▸ Page text
On Monday, November 6, 2017 at 2:46:08 PM UTC-5, Tim Hockin wrote:
> Starting with the last question first:
> 
> > Any ideas as to what I am doing wrong?
> 
> Yes - You're trying to do it all yourself instead of relying on the
> pieces that have already been built and tested :)
> 
> On Mon, Nov 6, 2017 at 9:49 AM, bg303 wrote:
> > I recently tried to put SSL on a service by deploying an Ingress and a 
> > Ingress controller, but ultimately I do not think that is what I want.
> >
> > I think I just want to have a Google Cloud HTTPS Load Balancer and just 
> > declare a service like this:
> >
> > ---
> > apiVersion: v1
> > kind: Service
> > metadata:
> >   name: api
> >   labels:
> >     app: api
> > spec:
> >   type: LoadBalancer
> >   loadBalancerIP: <Static IP in Google Cloud>
> >   ports:
> >     - port: 443
> >       targetPort: 8090
> >       protocol: TCP
> >       name: https
> >   selector:
> >     app: api
> 
> This is not going to work the way you want.  The `type: LoadBalancer`
> plus `loadBalancerIP` field is going to try to allocate a Google
> Network LB with that IP.  In general, Service == Network LB (L4) and
> Ingress == HTTP LB (L7).
> 
> Network LB is VIP-like.  HTTP LB is Proxy-like.
> 
> > Here are the steps I went through to try to achieve this:
> >
> > 1. Upload my SSL cert
> > gcloud compute ssl-certificates create star --certificate my.crt 
> > --private-key my.key
> >
> > 2. Create a static IP address
> >
> > 3. Create a Load Balancer
> > I created an HTTPS load balancer with a backend pointing to my cluster on 
> > port 8090. I created a frontend using my static IP address, port 443, using 
> > my cert.
> 
> If you really want to do this manually, set the Service to
> `type=NodePort` and aim your HTTP LB at the NodePort.  But you get to
> maintain the IGs that back it, and we can't make any guarantees about
> that working over time - you're going to end up manipulating managed
> GCP resources in ways we can't predict or understand.
> 
> This is, more or less, EXACTLY what the Google LB controller is doing
> for you, when you make an Ingress, except that is code that we
> maintain and test, so we know it works.
> 
> Tim
> 
> 
> > 4. Assign my Service's loadBalancerIP to that of my static IP.
> >
> > When I run `kubectl get services` I'm shown:
> >
> > NAME           CLUSTER-IP      EXTERNAL-IP      PORT(S)         AGE
> > api         10.21.25.24   <pending>        443:32606/TCP   43m
> >
> >
> > When I load https://mysite.com (pointing to my static IP), I get this in 
> > the browser:
> >
> > Error: Server Error
> >
> > The server encountered a temporary error and could not complete your 
> > request.
> > Please try again in 30 seconds.
> >
> > when I run `gcloud compute forwarding-rules list` I get this:
> >
> > NAME       REGION  IP_ADDRESS     IP_PROTOCOL  TARGET
> > api-fe          <static IP>  TCP          api-lb-target-proxy
> >
> >
> > Any ideas as to what I am doing wrong? I cannot tell if my error is my 
> > Kubernetes architecture or in the way I provisioned by Google Cloud 
> > LoadBalancer.

Thanks, Tim. I had issues with the ingress so I figured my goal was to remove 
that dependency from the infrastructure. I'll post another question about the 
specific issues I had with my Ingress.

▸ The data
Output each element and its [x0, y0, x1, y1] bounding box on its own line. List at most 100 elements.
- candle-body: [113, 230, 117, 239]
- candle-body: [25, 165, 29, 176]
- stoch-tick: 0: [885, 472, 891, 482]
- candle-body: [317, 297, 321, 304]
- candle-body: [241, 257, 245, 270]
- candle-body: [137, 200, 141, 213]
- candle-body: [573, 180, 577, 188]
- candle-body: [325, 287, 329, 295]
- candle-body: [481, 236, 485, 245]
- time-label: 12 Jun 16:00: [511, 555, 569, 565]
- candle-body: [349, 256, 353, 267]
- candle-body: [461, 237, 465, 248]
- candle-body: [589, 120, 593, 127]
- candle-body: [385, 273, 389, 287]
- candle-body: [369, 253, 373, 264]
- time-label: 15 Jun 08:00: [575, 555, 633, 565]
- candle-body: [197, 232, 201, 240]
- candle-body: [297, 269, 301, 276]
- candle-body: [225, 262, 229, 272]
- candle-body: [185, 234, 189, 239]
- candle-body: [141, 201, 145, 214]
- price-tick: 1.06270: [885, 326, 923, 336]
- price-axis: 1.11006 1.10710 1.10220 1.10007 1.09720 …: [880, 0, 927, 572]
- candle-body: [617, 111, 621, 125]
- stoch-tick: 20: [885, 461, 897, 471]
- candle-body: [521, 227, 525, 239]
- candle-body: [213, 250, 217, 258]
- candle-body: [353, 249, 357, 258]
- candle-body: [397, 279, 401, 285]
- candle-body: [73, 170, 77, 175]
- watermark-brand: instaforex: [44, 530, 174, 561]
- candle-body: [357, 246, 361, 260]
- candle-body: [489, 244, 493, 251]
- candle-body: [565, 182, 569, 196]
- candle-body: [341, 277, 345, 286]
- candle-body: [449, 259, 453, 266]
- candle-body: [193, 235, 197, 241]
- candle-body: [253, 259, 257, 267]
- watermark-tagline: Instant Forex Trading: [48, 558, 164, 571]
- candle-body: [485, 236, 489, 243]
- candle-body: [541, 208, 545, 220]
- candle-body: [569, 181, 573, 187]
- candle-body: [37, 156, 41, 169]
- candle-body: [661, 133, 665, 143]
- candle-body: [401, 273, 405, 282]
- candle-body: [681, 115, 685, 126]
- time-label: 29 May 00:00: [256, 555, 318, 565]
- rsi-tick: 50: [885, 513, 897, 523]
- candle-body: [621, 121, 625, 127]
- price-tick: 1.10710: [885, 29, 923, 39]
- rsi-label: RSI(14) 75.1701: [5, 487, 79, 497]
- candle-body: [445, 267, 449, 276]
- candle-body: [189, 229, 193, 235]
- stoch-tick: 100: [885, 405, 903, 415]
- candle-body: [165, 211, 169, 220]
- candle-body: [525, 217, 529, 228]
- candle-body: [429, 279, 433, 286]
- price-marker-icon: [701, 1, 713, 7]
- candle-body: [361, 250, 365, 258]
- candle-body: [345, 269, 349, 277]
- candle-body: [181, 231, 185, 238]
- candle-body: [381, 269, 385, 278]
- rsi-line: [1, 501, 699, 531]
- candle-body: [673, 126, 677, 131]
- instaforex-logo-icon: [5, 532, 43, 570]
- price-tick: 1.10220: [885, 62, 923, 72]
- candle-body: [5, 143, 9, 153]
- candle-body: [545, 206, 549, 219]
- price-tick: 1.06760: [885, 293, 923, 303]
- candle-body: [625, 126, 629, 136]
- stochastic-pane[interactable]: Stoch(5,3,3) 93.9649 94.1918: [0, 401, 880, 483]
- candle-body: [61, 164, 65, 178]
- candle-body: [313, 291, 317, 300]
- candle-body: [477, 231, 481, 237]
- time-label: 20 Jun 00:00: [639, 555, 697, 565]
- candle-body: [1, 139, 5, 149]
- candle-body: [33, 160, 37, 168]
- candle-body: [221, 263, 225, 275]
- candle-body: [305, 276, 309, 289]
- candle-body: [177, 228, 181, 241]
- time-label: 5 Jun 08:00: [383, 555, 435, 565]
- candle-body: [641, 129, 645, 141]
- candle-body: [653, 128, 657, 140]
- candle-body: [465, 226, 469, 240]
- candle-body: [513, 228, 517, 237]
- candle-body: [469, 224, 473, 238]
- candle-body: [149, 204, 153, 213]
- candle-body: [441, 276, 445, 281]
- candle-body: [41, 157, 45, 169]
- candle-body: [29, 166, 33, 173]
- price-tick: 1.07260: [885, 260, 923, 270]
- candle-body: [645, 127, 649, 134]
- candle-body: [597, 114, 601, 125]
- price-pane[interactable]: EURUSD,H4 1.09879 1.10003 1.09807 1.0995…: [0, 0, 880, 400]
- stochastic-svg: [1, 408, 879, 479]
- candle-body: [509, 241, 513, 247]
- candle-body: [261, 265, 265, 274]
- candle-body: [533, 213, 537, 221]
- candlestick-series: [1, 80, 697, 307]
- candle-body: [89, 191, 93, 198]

▸ Questions to answer
a) Answer these questions from the thread:
(i) Which targetPort is set in the Service declared in the thread?
(ii) According to Tim, Ingress corresponds to which kind of Google load balancer?
(iii) Which Service type does Tim recommend for doing the setup manually?
b) Reproduce the thread's text from "Thanks, Tim. I" up to and including "with my Ingress.".
None of the lines matter for this work.

▸ Results
a)
(i) 8090
(ii) HTTP LB (L7)
(iii) NodePort (`type=NodePort`)

b)
Thanks, Tim. I had issues with the ingress so I figured my goal was to remove 
that dependency from the infrastructure. I'll post another question about the 
specific issues I had with my Ingress.